* **JOB**:
Scan the entries for the string "ylabel" and give the number of lines that have it, nothing further.

[Entries taken from a collection]
========================
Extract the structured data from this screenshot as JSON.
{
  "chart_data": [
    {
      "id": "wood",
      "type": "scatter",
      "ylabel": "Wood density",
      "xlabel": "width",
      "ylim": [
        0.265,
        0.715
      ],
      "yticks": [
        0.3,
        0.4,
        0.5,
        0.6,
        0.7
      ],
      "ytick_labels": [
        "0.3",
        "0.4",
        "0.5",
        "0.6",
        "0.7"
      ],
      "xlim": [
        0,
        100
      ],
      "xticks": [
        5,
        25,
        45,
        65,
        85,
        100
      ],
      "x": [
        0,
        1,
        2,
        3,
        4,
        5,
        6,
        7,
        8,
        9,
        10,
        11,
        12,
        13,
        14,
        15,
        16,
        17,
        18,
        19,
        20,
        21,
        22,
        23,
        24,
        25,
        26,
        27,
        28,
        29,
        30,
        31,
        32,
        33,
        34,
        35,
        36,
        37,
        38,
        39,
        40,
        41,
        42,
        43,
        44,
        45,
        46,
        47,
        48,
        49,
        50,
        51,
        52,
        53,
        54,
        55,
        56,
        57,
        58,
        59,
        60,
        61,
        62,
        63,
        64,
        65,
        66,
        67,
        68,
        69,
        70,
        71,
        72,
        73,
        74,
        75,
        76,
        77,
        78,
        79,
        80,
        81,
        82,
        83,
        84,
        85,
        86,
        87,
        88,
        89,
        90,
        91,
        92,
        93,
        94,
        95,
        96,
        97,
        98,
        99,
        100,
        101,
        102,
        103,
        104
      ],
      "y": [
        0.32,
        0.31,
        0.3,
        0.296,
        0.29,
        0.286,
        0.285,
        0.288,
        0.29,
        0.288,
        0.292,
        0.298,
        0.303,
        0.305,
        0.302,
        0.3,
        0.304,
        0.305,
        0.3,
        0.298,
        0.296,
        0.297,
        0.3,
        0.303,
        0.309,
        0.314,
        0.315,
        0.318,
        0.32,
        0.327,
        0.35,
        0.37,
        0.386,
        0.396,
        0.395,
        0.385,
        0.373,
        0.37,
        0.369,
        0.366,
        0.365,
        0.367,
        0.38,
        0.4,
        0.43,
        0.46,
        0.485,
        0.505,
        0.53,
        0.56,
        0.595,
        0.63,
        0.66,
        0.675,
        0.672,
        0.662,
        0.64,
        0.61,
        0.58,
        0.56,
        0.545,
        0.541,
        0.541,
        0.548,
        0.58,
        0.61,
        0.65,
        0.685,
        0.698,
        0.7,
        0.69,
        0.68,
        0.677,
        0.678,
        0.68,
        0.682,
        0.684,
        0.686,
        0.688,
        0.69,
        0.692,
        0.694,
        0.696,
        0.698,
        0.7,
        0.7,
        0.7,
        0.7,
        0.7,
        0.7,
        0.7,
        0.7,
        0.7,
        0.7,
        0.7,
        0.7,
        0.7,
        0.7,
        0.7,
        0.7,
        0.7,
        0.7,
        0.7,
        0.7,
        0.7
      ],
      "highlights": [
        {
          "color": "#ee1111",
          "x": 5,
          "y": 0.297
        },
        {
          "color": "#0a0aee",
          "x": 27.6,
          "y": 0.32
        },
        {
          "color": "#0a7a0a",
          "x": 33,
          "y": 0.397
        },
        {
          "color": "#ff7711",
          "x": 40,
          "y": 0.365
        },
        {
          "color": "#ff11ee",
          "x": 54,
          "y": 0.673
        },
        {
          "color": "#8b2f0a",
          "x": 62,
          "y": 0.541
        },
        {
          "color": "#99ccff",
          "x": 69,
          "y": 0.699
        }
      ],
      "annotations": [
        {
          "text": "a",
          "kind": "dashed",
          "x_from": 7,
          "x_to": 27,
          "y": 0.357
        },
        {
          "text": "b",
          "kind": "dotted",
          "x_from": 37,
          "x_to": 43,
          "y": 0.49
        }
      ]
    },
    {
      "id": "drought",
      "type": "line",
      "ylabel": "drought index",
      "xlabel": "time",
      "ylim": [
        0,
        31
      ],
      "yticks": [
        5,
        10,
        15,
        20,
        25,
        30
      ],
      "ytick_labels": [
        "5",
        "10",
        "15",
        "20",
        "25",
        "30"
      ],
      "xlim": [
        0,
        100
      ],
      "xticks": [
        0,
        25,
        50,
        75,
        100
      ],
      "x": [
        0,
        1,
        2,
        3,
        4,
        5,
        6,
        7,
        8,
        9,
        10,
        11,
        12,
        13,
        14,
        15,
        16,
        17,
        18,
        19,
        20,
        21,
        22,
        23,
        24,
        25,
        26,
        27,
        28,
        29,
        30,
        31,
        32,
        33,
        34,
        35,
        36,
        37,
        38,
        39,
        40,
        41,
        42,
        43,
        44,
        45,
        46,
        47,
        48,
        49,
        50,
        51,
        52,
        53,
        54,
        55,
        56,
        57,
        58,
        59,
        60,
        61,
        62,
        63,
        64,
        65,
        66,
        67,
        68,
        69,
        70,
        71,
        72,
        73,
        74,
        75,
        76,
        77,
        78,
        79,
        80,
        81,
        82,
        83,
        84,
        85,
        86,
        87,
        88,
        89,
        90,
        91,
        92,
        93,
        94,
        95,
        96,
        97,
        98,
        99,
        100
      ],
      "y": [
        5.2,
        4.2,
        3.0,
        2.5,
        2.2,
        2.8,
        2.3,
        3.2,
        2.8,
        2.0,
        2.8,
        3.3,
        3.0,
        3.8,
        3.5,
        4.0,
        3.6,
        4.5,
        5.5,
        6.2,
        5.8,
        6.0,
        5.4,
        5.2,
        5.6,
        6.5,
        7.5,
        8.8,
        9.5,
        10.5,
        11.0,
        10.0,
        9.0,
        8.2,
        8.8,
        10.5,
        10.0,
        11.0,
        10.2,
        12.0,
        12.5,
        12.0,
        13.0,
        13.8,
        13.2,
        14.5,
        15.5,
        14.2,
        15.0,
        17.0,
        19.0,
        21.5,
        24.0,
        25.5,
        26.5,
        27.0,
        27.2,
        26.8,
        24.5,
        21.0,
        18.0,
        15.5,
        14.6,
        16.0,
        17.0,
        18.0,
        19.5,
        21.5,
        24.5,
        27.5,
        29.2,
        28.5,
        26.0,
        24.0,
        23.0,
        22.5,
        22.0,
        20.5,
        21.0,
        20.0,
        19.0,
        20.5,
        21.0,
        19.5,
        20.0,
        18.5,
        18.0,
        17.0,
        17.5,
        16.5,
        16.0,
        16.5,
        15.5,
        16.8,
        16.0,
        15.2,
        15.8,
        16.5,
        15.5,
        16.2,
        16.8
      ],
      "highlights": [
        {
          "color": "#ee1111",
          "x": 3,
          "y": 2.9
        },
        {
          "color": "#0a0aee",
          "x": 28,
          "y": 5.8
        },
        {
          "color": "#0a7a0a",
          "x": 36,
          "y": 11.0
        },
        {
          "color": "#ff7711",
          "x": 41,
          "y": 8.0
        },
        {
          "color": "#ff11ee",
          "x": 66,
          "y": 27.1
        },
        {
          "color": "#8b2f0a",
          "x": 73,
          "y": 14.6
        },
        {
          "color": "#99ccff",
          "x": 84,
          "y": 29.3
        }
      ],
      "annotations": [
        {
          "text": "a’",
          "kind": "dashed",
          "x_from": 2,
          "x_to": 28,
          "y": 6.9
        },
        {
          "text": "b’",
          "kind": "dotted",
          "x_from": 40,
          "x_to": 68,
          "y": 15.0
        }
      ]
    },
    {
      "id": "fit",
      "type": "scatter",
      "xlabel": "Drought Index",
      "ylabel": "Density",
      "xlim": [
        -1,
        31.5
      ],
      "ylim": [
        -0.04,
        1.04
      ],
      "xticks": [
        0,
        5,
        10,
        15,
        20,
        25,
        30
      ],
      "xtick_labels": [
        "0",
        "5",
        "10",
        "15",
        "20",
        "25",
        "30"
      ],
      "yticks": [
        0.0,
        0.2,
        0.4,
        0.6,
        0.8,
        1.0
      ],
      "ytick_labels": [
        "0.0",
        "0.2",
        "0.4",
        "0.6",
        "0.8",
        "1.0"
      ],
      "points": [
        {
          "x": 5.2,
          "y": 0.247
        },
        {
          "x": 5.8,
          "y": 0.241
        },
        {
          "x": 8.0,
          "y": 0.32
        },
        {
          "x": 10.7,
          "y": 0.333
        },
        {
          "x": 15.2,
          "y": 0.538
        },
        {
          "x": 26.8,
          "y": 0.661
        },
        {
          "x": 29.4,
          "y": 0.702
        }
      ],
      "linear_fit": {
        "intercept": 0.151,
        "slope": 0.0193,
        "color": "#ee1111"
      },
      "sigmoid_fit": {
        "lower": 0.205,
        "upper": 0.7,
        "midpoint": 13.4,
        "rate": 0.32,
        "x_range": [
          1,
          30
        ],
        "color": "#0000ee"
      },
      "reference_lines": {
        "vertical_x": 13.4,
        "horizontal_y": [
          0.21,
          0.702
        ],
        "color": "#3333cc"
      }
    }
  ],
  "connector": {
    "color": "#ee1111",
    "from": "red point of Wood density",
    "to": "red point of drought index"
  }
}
========================
* **PROBLEM SOLUTION**:
3